[BEGIN The data]

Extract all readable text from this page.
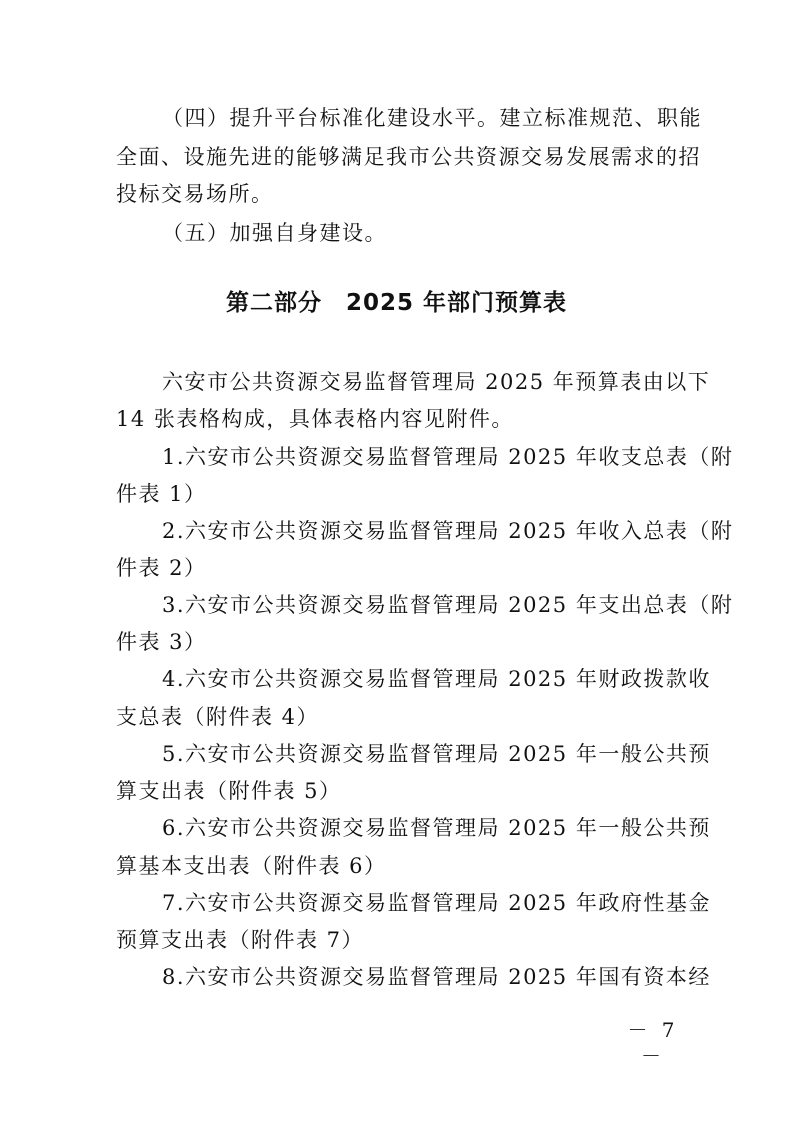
（四）提升平台标准化建设水平。建立标准规范、职能
全面、设施先进的能够满足我市公共资源交易发展需求的招
投标交易场所。
（五）加强自身建设。
第二部分　2025 年部门预算表
六安市公共资源交易监督管理局 2025 年预算表由以下
14 张表格构成，具体表格内容见附件。
1.六安市公共资源交易监督管理局 2025 年收支总表（附
件表 1）
2.六安市公共资源交易监督管理局 2025 年收入总表（附
件表 2）
3.六安市公共资源交易监督管理局 2025 年支出总表（附
件表 3）
4.六安市公共资源交易监督管理局 2025 年财政拨款收
支总表（附件表 4）
5.六安市公共资源交易监督管理局 2025 年一般公共预
算支出表（附件表 5）
6.六安市公共资源交易监督管理局 2025 年一般公共预
算基本支出表（附件表 6）
7.六安市公共资源交易监督管理局 2025 年政府性基金
预算支出表（附件表 7）
8.六安市公共资源交易监督管理局 2025 年国有资本经
－ 7 －
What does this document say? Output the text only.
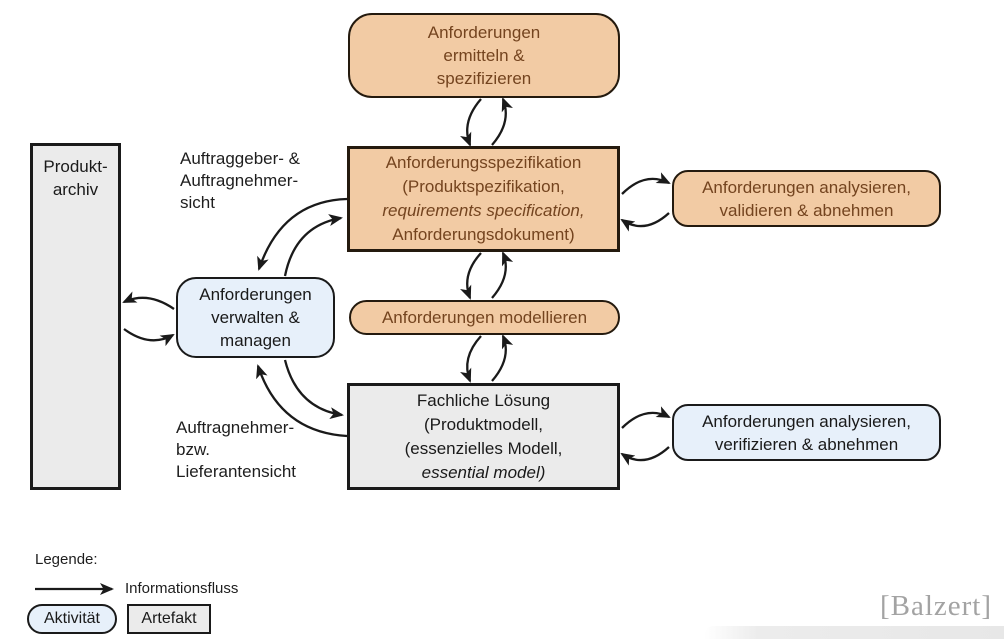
Produkt-
archiv
Anforderungen
ermitteln &
spezifizieren
Anforderungsspezifikation
(Produktspezifikation,
requirements specification,
Anforderungsdokument)
Anforderungen analysieren,
validieren & abnehmen
Anforderungen
verwalten &
managen
Anforderungen modellieren
Fachliche Lösung
(Produktmodell,
(essenzielles Modell,
essential model)
Anforderungen analysieren,
verifizieren & abnehmen
Auftraggeber- &
Auftragnehmer-
sicht
Auftragnehmer-
bzw.
Lieferantensicht
Legende:
Informationsfluss
Aktivität	Artefakt	[Balzert]
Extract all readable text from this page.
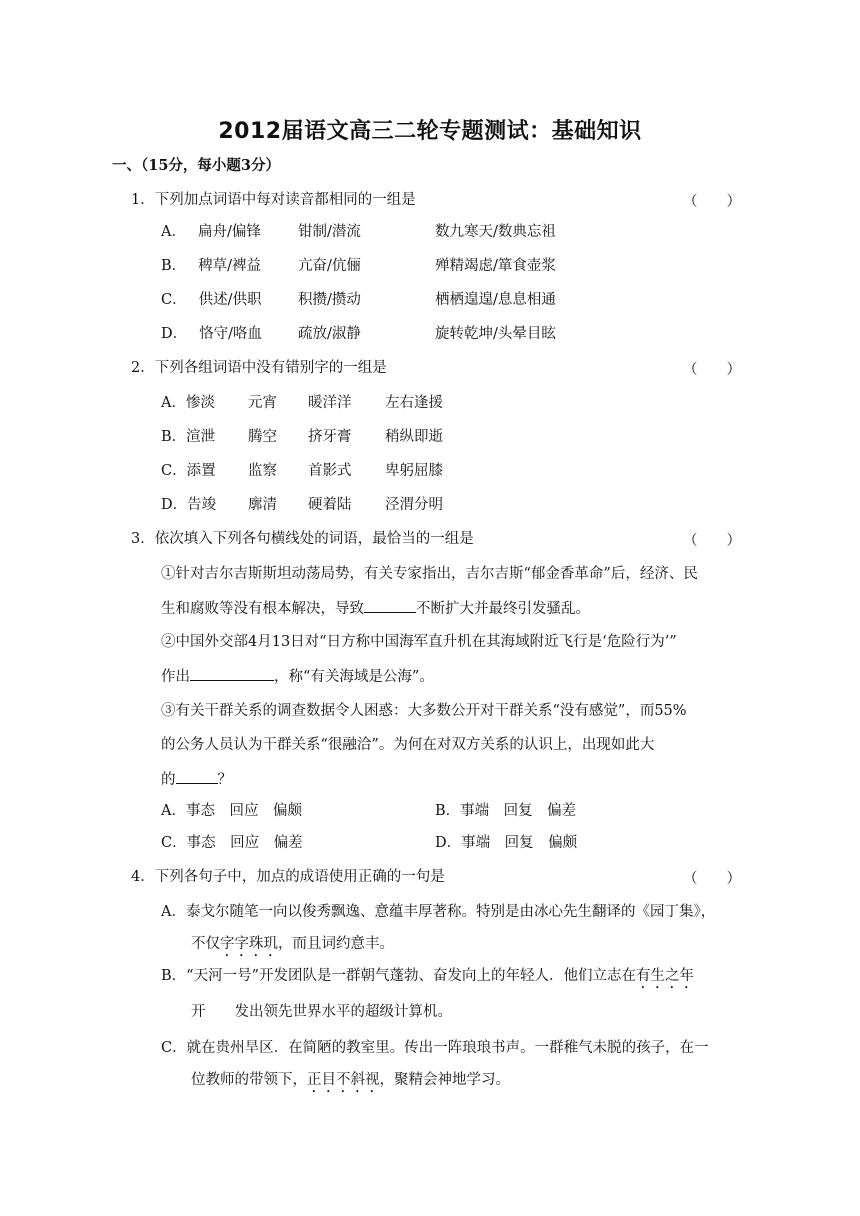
2012届语文高三二轮专题测试：基础知识
一、（15分，每小题3分）
1．下列加点词语中每对读音都相同的一组是	（　　）
A． 扁舟/偏锋	钳制/潜流	数九寒天/数典忘祖
B． 稗草/裨益	亢奋/伉俪	殚精竭虑/箪食壶浆
C． 供述/供职	积攒/攒动	栖栖遑遑/息息相通
D． 恪守/咯血 疏放/淑静	旋转乾坤/头晕目眩
2．下列各组词语中没有错别字的一组是	（　　）
A．惨淡 元宵 暖洋洋 左右逢援
B．渲泄 腾空 挤牙膏 稍纵即逝
C．添置 监察 首影式 卑躬屈膝
D．告竣 廓清 硬着陆 泾渭分明
3．依次填入下列各句横线处的词语，最恰当的一组是	（　　）
①针对吉尔吉斯斯坦动荡局势，有关专家指出，吉尔吉斯“郁金香革命”后，经济、民
生和腐败等没有根本解决，导致	不断扩大并最终引发骚乱。
②中国外交部4月13日对“日方称中国海军直升机在其海域附近飞行是‘危险行为’”
作出	，称“有关海域是公海”。
③有关干群关系的调查数据令人困惑：大多数公开对干群关系“没有感觉”，而55%
的公务人员认为干群关系“很融洽”。为何在对双方关系的认识上，出现如此大
的	？
A．事态　回应　偏颇	B．事端　回复　偏差
C．事态　回应　偏差	D．事端　回复　偏颇
4．下列各句子中，加点的成语使用正确的一句是	（　　）
A．泰戈尔随笔一向以俊秀飘逸、意蕴丰厚著称。特别是由冰心先生翻译的《园丁集》，
不仅字字珠玑，而且词约意丰。
B．“天河一号”开发团队是一群朝气蓬勃、奋发向上的年轻人．他们立志在有生之年
开　　发出领先世界水平的超级计算机。
C．就在贵州旱区．在简陋的教室里。传出一阵琅琅书声。一群稚气未脱的孩子，在一
位教师的带领下，正目不斜视，聚精会神地学习。
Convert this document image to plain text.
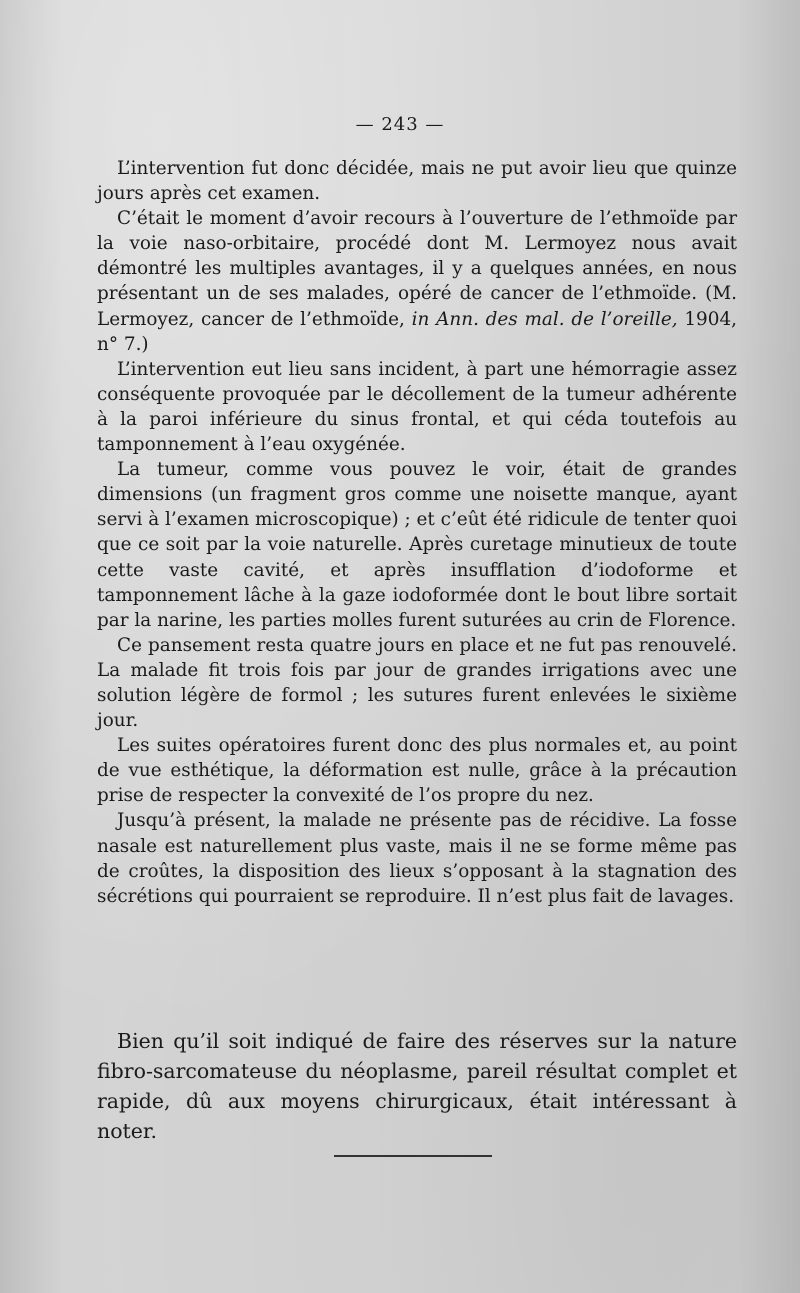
— 243 —

L’intervention fut donc décidée, mais ne put avoir lieu que quinze jours après cet examen.

C’était le moment d’avoir recours à l’ouverture de l’ethmoïde par la voie naso-orbitaire, procédé dont M. Lermoyez nous avait démontré les multiples avantages, il y a quelques années, en nous présentant un de ses malades, opéré de cancer de l’ethmoïde. (M. Lermoyez, cancer de l’ethmoïde, in Ann. des mal. de l’oreille, 1904, n° 7.)

L’intervention eut lieu sans incident, à part une hémorragie assez conséquente provoquée par le décollement de la tumeur adhérente à la paroi inférieure du sinus frontal, et qui céda toutefois au tamponnement à l’eau oxygénée.

La tumeur, comme vous pouvez le voir, était de grandes dimensions (un fragment gros comme une noisette manque, ayant servi à l’examen microscopique) ; et c’eût été ridicule de tenter quoi que ce soit par la voie naturelle. Après curetage minutieux de toute cette vaste cavité, et après insufflation d’iodoforme et tamponnement lâche à la gaze iodoformée dont le bout libre sortait par la narine, les parties molles furent suturées au crin de Florence.

Ce pansement resta quatre jours en place et ne fut pas renouvelé. La malade fit trois fois par jour de grandes irrigations avec une solution légère de formol ; les sutures furent enlevées le sixième jour.

Les suites opératoires furent donc des plus normales et, au point de vue esthétique, la déformation est nulle, grâce à la précaution prise de respecter la convexité de l’os propre du nez.

Jusqu’à présent, la malade ne présente pas de récidive. La fosse nasale est naturellement plus vaste, mais il ne se forme même pas de croûtes, la disposition des lieux s’opposant à la stagnation des sécrétions qui pourraient se reproduire. Il n’est plus fait de lavages.

Bien qu’il soit indiqué de faire des réserves sur la nature fibro-sarcomateuse du néoplasme, pareil résultat complet et rapide, dû aux moyens chirurgicaux, était intéressant à noter.
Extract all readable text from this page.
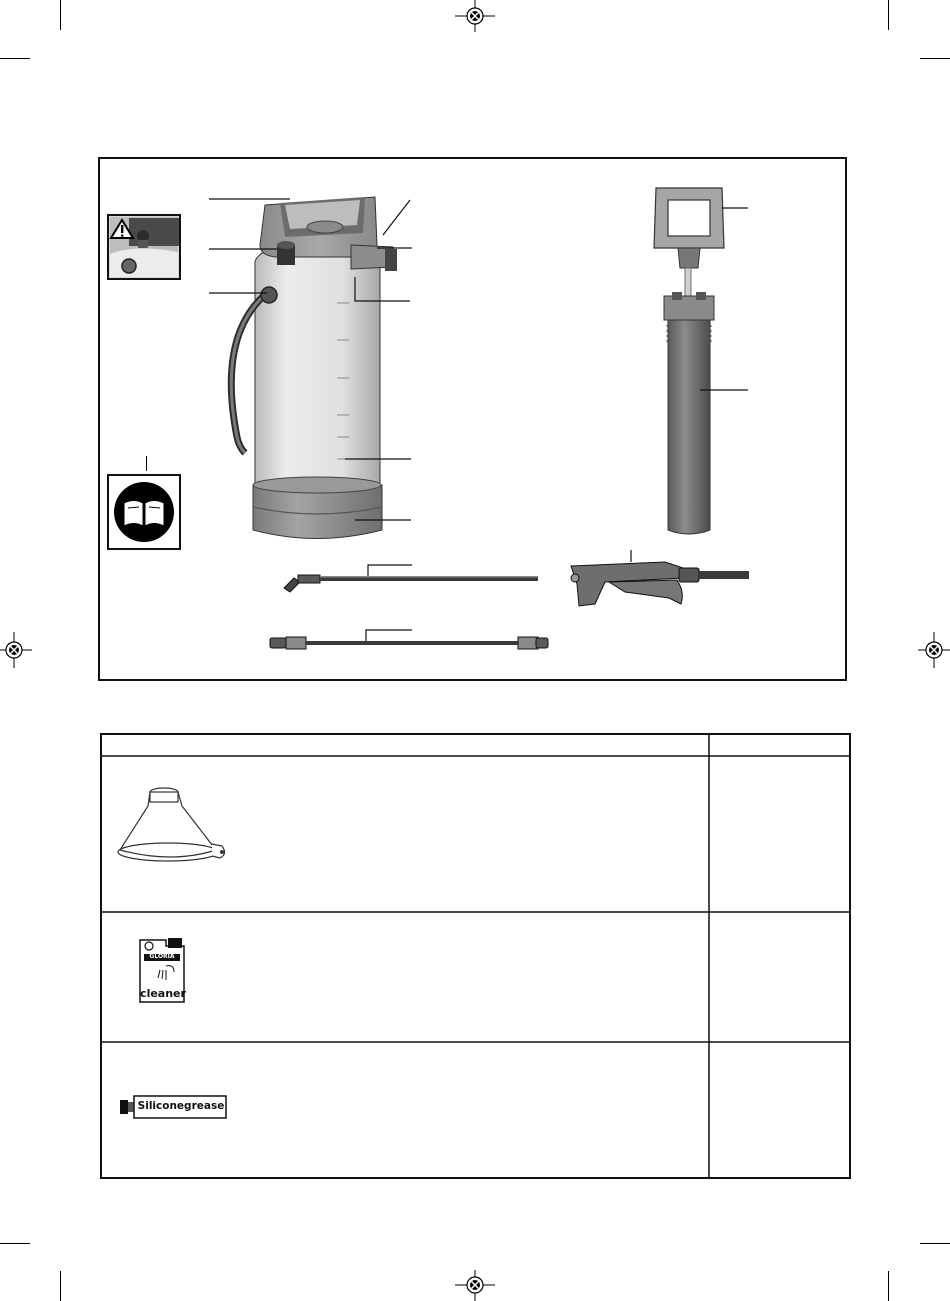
GLORIA
cleaner
Siliconegrease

[END The data]

All records above are to be printed exactly, minus the pictures they contain.

Complete response
Extract all readable text from this page.
（四）提升平台标准化建设水平。建立标准规范、职能
全面、设施先进的能够满足我市公共资源交易发展需求的招
投标交易场所。
（五）加强自身建设。
第二部分　2025 年部门预算表
六安市公共资源交易监督管理局 2025 年预算表由以下
14 张表格构成，具体表格内容见附件。
1.六安市公共资源交易监督管理局 2025 年收支总表（附
件表 1）
2.六安市公共资源交易监督管理局 2025 年收入总表（附
件表 2）
3.六安市公共资源交易监督管理局 2025 年支出总表（附
件表 3）
4.六安市公共资源交易监督管理局 2025 年财政拨款收
支总表（附件表 4）
5.六安市公共资源交易监督管理局 2025 年一般公共预
算支出表（附件表 5）
6.六安市公共资源交易监督管理局 2025 年一般公共预
算基本支出表（附件表 6）
7.六安市公共资源交易监督管理局 2025 年政府性基金
预算支出表（附件表 7）
8.六安市公共资源交易监督管理局 2025 年国有资本经
－ 7 －
What does this document say? Output the text only.
Produkt-
archiv
Anforderungen
ermitteln &
spezifizieren
Anforderungsspezifikation
(Produktspezifikation,
requirements specification,
Anforderungsdokument)
Anforderungen analysieren,
validieren & abnehmen
Anforderungen
verwalten &
managen
Anforderungen modellieren
Fachliche Lösung
(Produktmodell,
(essenzielles Modell,
essential model)
Anforderungen analysieren,
verifizieren & abnehmen
Auftraggeber- &
Auftragnehmer-
sicht
Auftragnehmer-
bzw.
Lieferantensicht
Legende:
Informationsfluss
Aktivität	Artefakt	[Balzert]
Extract all readable text from this page.
2012届语文高三二轮专题测试：基础知识
一、（15分，每小题3分）
1．下列加点词语中每对读音都相同的一组是	（　　）
A． 扁舟/偏锋	钳制/潜流	数九寒天/数典忘祖
B． 稗草/裨益	亢奋/伉俪	殚精竭虑/箪食壶浆
C． 供述/供职	积攒/攒动	栖栖遑遑/息息相通
D． 恪守/咯血 疏放/淑静	旋转乾坤/头晕目眩
2．下列各组词语中没有错别字的一组是	（　　）
A．惨淡 元宵 暖洋洋 左右逢援
B．渲泄 腾空 挤牙膏 稍纵即逝
C．添置 监察 首影式 卑躬屈膝
D．告竣 廓清 硬着陆 泾渭分明
3．依次填入下列各句横线处的词语，最恰当的一组是	（　　）
①针对吉尔吉斯斯坦动荡局势，有关专家指出，吉尔吉斯“郁金香革命”后，经济、民
生和腐败等没有根本解决，导致	不断扩大并最终引发骚乱。
②中国外交部4月13日对“日方称中国海军直升机在其海域附近飞行是‘危险行为’”
作出	，称“有关海域是公海”。
③有关干群关系的调查数据令人困惑：大多数公开对干群关系“没有感觉”，而55%
的公务人员认为干群关系“很融洽”。为何在对双方关系的认识上，出现如此大
的	？
A．事态　回应　偏颇	B．事端　回复　偏差
C．事态　回应　偏差	D．事端　回复　偏颇
4．下列各句子中，加点的成语使用正确的一句是	（　　）
A．泰戈尔随笔一向以俊秀飘逸、意蕴丰厚著称。特别是由冰心先生翻译的《园丁集》，
不仅字字珠玑，而且词约意丰。
B．“天河一号”开发团队是一群朝气蓬勃、奋发向上的年轻人．他们立志在有生之年
开　　发出领先世界水平的超级计算机。
C．就在贵州旱区．在简陋的教室里。传出一阵琅琅书声。一群稚气未脱的孩子，在一
位教师的带领下，正目不斜视，聚精会神地学习。
Convert this document image to plain text.
— 243 —

L’intervention fut donc décidée, mais ne put avoir lieu que quinze jours après cet examen.

C’était le moment d’avoir recours à l’ouverture de l’ethmoïde par la voie naso-orbitaire, procédé dont M. Lermoyez nous avait démontré les multiples avantages, il y a quelques années, en nous présentant un de ses malades, opéré de cancer de l’ethmoïde. (M. Lermoyez, cancer de l’ethmoïde, in Ann. des mal. de l’oreille, 1904, n° 7.)

L’intervention eut lieu sans incident, à part une hémorragie assez conséquente provoquée par le décollement de la tumeur adhérente à la paroi inférieure du sinus frontal, et qui céda toutefois au tamponnement à l’eau oxygénée.

La tumeur, comme vous pouvez le voir, était de grandes dimensions (un fragment gros comme une noisette manque, ayant servi à l’examen microscopique) ; et c’eût été ridicule de tenter quoi que ce soit par la voie naturelle. Après curetage minutieux de toute cette vaste cavité, et après insufflation d’iodoforme et tamponnement lâche à la gaze iodoformée dont le bout libre sortait par la narine, les parties molles furent suturées au crin de Florence.

Ce pansement resta quatre jours en place et ne fut pas renouvelé. La malade fit trois fois par jour de grandes irrigations avec une solution légère de formol ; les sutures furent enlevées le sixième jour.

Les suites opératoires furent donc des plus normales et, au point de vue esthétique, la déformation est nulle, grâce à la précaution prise de respecter la convexité de l’os propre du nez.

Jusqu’à présent, la malade ne présente pas de récidive. La fosse nasale est naturellement plus vaste, mais il ne se forme même pas de croûtes, la disposition des lieux s’opposant à la stagnation des sécrétions qui pourraient se reproduire. Il n’est plus fait de lavages.

Bien qu’il soit indiqué de faire des réserves sur la nature fibro-sarcomateuse du néoplasme, pareil résultat complet et rapide, dû aux moyens chirurgicaux, était intéressant à noter.
Extract all readable text from this page.
GLORIA
cleaner
Siliconegrease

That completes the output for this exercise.